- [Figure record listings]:
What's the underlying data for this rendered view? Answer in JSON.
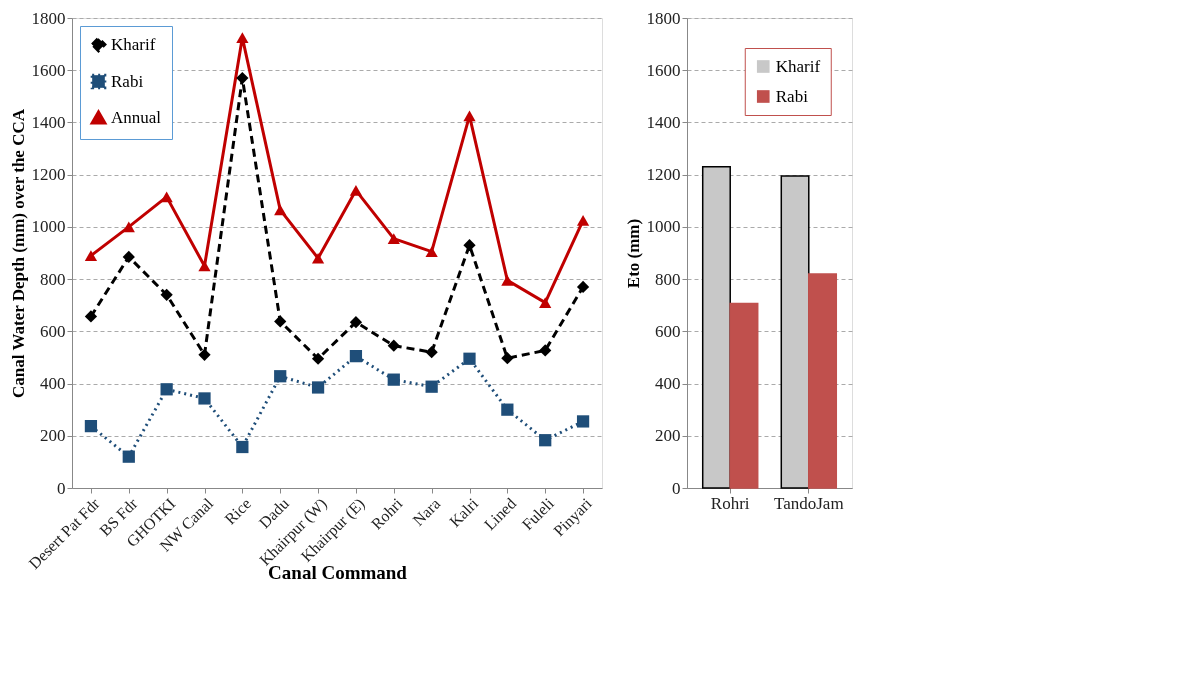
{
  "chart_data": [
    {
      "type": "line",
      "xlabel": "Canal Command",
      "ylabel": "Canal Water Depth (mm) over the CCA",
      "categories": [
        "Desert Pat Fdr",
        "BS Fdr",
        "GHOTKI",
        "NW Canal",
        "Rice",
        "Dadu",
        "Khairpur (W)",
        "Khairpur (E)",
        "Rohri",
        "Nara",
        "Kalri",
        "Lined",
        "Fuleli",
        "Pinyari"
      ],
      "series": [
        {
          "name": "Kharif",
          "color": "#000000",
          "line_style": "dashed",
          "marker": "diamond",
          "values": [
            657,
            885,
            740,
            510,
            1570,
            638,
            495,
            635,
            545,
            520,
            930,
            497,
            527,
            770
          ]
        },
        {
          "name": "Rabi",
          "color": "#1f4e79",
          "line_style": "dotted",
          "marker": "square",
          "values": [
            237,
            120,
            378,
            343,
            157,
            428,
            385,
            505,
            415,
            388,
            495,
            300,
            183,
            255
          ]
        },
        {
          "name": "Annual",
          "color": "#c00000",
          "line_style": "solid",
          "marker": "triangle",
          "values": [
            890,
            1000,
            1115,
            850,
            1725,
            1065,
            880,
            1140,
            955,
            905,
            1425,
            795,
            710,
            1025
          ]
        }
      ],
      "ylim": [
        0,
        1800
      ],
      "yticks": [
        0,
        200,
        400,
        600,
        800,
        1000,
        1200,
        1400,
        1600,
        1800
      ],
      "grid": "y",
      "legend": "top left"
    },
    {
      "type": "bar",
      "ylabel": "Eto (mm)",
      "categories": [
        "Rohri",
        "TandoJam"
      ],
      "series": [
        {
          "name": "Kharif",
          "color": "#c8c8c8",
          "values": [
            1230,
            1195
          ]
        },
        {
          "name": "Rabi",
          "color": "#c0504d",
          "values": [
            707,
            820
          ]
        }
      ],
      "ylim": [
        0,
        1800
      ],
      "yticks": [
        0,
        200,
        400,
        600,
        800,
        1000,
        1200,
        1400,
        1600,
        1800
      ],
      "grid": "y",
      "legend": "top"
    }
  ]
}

--

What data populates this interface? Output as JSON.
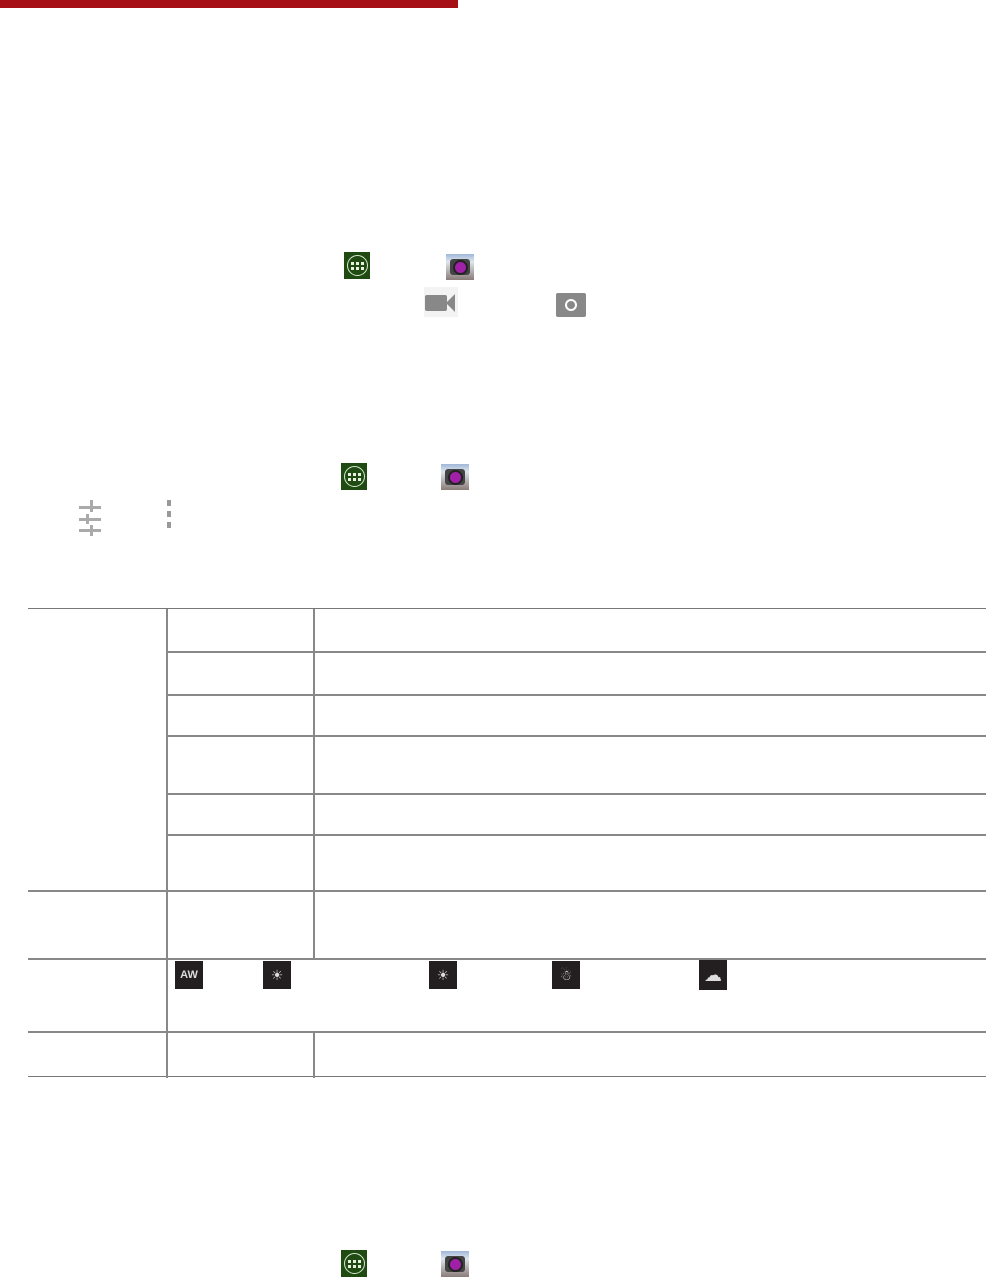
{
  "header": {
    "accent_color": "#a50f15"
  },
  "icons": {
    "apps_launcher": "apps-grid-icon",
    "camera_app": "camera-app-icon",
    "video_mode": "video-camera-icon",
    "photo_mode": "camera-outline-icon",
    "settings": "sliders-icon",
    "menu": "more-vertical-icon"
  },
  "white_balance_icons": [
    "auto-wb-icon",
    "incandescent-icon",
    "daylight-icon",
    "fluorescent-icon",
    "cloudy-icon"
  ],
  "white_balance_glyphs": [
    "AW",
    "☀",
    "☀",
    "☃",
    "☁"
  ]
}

==

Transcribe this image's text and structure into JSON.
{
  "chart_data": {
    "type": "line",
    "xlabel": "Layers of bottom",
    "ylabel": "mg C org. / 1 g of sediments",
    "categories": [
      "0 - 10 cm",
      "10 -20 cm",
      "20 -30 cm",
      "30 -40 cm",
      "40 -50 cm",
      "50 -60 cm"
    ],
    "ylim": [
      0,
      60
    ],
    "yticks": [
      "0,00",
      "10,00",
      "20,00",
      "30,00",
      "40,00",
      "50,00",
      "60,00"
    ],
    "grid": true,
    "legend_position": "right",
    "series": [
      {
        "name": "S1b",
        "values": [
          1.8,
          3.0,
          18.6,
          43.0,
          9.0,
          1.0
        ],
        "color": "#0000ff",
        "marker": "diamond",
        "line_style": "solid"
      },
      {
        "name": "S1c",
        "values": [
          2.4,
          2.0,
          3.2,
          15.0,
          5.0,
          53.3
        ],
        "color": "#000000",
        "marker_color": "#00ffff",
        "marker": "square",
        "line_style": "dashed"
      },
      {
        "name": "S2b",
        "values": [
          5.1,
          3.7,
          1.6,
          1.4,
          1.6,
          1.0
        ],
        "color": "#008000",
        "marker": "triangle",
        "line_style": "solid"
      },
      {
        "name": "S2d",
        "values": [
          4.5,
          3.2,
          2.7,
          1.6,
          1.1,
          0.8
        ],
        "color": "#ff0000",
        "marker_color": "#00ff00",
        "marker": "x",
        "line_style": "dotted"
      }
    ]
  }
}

- [EXERCISE PROMPT]: Search the entries for the word "ylabel" and gather every line where it appears.

- [RESULT FOR THIS EXERCISE]:
      "ylabel": "Canal Water Depth (mm) over the CCA",
      "ylabel": "Eto (mm)",
    "ylabel": "mg C org. / 1 g of sediments",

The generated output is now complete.